| What you will do |
Return the lines where the word "gates" occurs.

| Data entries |
- - - - - - -

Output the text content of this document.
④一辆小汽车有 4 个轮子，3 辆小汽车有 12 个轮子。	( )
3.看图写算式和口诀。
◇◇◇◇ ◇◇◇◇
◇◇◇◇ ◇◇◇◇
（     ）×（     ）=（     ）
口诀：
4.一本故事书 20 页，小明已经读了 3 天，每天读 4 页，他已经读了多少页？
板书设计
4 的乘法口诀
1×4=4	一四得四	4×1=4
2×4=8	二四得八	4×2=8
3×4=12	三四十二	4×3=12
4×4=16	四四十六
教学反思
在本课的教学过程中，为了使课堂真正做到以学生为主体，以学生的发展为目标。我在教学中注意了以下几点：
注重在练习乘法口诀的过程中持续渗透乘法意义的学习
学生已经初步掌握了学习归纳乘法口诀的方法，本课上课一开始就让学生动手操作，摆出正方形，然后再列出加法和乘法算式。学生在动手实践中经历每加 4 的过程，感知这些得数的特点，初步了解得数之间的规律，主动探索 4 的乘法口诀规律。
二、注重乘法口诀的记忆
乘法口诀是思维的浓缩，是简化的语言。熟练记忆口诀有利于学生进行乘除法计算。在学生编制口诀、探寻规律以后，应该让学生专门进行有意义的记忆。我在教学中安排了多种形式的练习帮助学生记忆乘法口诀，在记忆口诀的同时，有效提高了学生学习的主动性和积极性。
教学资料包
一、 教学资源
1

- - - - - - -

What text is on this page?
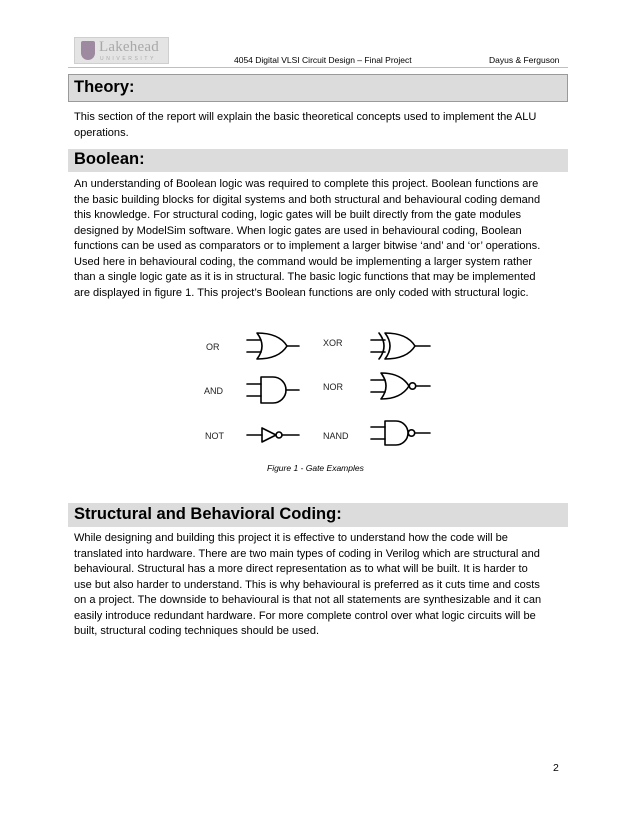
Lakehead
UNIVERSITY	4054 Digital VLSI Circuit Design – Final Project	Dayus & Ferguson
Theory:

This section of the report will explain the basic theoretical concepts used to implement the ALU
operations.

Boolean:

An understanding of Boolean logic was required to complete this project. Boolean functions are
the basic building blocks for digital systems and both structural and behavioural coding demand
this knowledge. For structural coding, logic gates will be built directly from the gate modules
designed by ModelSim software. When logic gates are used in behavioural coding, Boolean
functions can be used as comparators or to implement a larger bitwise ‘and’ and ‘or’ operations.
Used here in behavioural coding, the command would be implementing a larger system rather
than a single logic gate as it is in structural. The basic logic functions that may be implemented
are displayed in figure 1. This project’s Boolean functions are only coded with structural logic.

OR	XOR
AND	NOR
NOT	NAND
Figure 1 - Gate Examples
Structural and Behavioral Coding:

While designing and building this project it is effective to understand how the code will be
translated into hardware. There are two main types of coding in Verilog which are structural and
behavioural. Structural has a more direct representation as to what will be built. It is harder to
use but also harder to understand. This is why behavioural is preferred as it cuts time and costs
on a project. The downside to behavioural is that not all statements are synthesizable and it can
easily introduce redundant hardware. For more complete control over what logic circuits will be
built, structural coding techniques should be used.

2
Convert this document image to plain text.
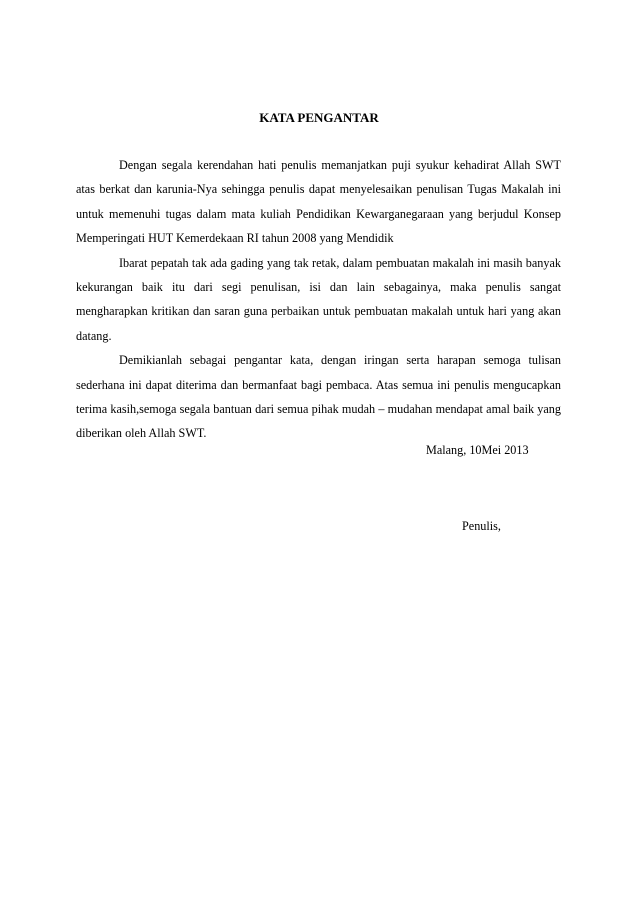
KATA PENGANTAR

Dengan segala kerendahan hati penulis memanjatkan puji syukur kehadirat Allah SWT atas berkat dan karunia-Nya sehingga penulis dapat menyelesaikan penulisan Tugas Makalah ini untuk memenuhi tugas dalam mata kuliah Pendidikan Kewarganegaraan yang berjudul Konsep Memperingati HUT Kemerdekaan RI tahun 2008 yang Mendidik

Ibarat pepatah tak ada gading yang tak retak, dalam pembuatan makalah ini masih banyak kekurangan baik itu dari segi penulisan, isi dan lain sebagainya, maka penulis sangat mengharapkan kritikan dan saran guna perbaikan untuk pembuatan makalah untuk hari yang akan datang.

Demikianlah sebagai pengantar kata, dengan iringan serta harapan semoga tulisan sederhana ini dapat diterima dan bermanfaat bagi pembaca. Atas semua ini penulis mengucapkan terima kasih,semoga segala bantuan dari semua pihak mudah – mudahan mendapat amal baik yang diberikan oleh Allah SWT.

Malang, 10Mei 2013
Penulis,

- - - - - - -

| Response to this exercise |
this knowledge. For structural coding, logic gates will be built directly from the gate modules
designed by ModelSim software. When logic gates are used in behavioural coding, Boolean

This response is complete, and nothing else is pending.